**Material to process:**
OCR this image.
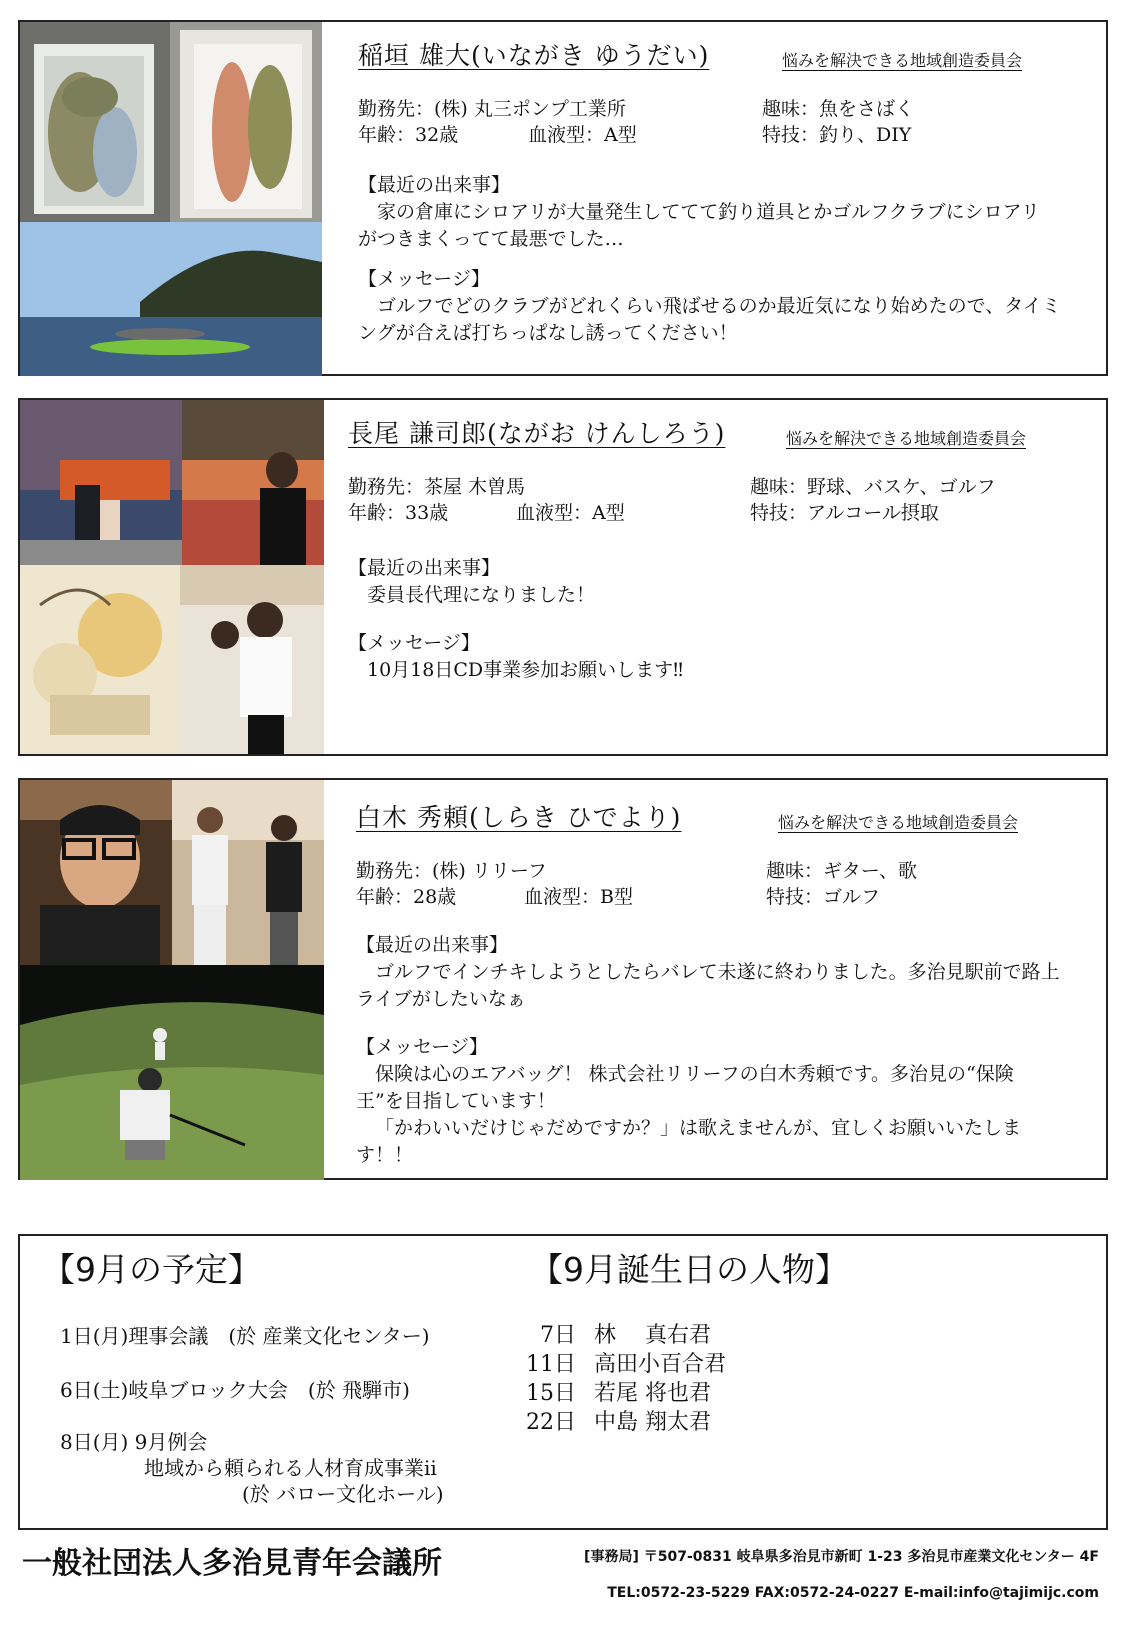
稲垣 雄大(いながき ゆうだい)	悩みを解決できる地域創造委員会
勤務先：(株) 丸三ポンプ工業所	趣味：魚をさばく
年齢：32歳	血液型：A型	特技：釣り、DIY
【最近の出来事】
家の倉庫にシロアリが大量発生しててて釣り道具とかゴルフクラブにシロアリがつきまくってて最悪でした…
【メッセージ】
ゴルフでどのクラブがどれくらい飛ばせるのか最近気になり始めたので、タイミングが合えば打ちっぱなし誘ってください！
長尾 謙司郎(ながお けんしろう)	悩みを解決できる地域創造委員会
勤務先：茶屋 木曽馬	趣味：野球、バスケ、ゴルフ
年齢：33歳	血液型：A型	特技：アルコール摂取
【最近の出来事】
委員長代理になりました！
【メッセージ】
10月18日CD事業参加お願いします‼
白木 秀頼(しらき ひでより)	悩みを解決できる地域創造委員会
勤務先：(株) リリーフ	趣味：ギター、歌
年齢：28歳	血液型：B型	特技：ゴルフ
【最近の出来事】
ゴルフでインチキしようとしたらバレて未遂に終わりました。多治見駅前で路上ライブがしたいなぁ
【メッセージ】
保険は心のエアバッグ！ 株式会社リリーフの白木秀頼です。多治見の“保険王”を目指しています！
「かわいいだけじゃだめですか？」は歌えませんが、宜しくお願いいたします！！
【9月の予定】
1日(月)理事会議　(於 産業文化センター)
6日(土)岐阜ブロック大会　(於 飛騨市)
8日(月) 9月例会
地域から頼られる人材育成事業ⅱ
(於 バロー文化ホール)
【9月誕生日の人物】
7日 林　 真右君
11日 高田小百合君
15日 若尾 将也君
22日 中島 翔太君
一般社団法人多治見青年会議所	[事務局] 〒507-0831 岐阜県多治見市新町 1-23 多治見市産業文化センター 4F
TEL:0572-23-5229 FAX:0572-24-0227 E-mail:info@tajimijc.com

**Task directions:**
Pictures stay out; repeat all the rest of the records exactly.

**Response below:**
OCR this image.
稲垣 雄大(いながき ゆうだい)	悩みを解決できる地域創造委員会
勤務先：(株) 丸三ポンプ工業所	趣味：魚をさばく
年齢：32歳	血液型：A型	特技：釣り、DIY
【最近の出来事】
家の倉庫にシロアリが大量発生しててて釣り道具とかゴルフクラブにシロアリがつきまくってて最悪でした…
【メッセージ】
ゴルフでどのクラブがどれくらい飛ばせるのか最近気になり始めたので、タイミングが合えば打ちっぱなし誘ってください！
長尾 謙司郎(ながお けんしろう)	悩みを解決できる地域創造委員会
勤務先：茶屋 木曽馬	趣味：野球、バスケ、ゴルフ
年齢：33歳	血液型：A型	特技：アルコール摂取
【最近の出来事】
委員長代理になりました！
【メッセージ】
10月18日CD事業参加お願いします‼
白木 秀頼(しらき ひでより)	悩みを解決できる地域創造委員会
勤務先：(株) リリーフ	趣味：ギター、歌
年齢：28歳	血液型：B型	特技：ゴルフ
【最近の出来事】
ゴルフでインチキしようとしたらバレて未遂に終わりました。多治見駅前で路上ライブがしたいなぁ
【メッセージ】
保険は心のエアバッグ！ 株式会社リリーフの白木秀頼です。多治見の“保険王”を目指しています！
「かわいいだけじゃだめですか？」は歌えませんが、宜しくお願いいたします！！
【9月の予定】
1日(月)理事会議　(於 産業文化センター)
6日(土)岐阜ブロック大会　(於 飛騨市)
8日(月) 9月例会
地域から頼られる人材育成事業ⅱ
(於 バロー文化ホール)
【9月誕生日の人物】
7日 林　 真右君
11日 高田小百合君
15日 若尾 将也君
22日 中島 翔太君
一般社団法人多治見青年会議所	[事務局] 〒507-0831 岐阜県多治見市新町 1-23 多治見市産業文化センター 4F
TEL:0572-23-5229 FAX:0572-24-0227 E-mail:info@tajimijc.com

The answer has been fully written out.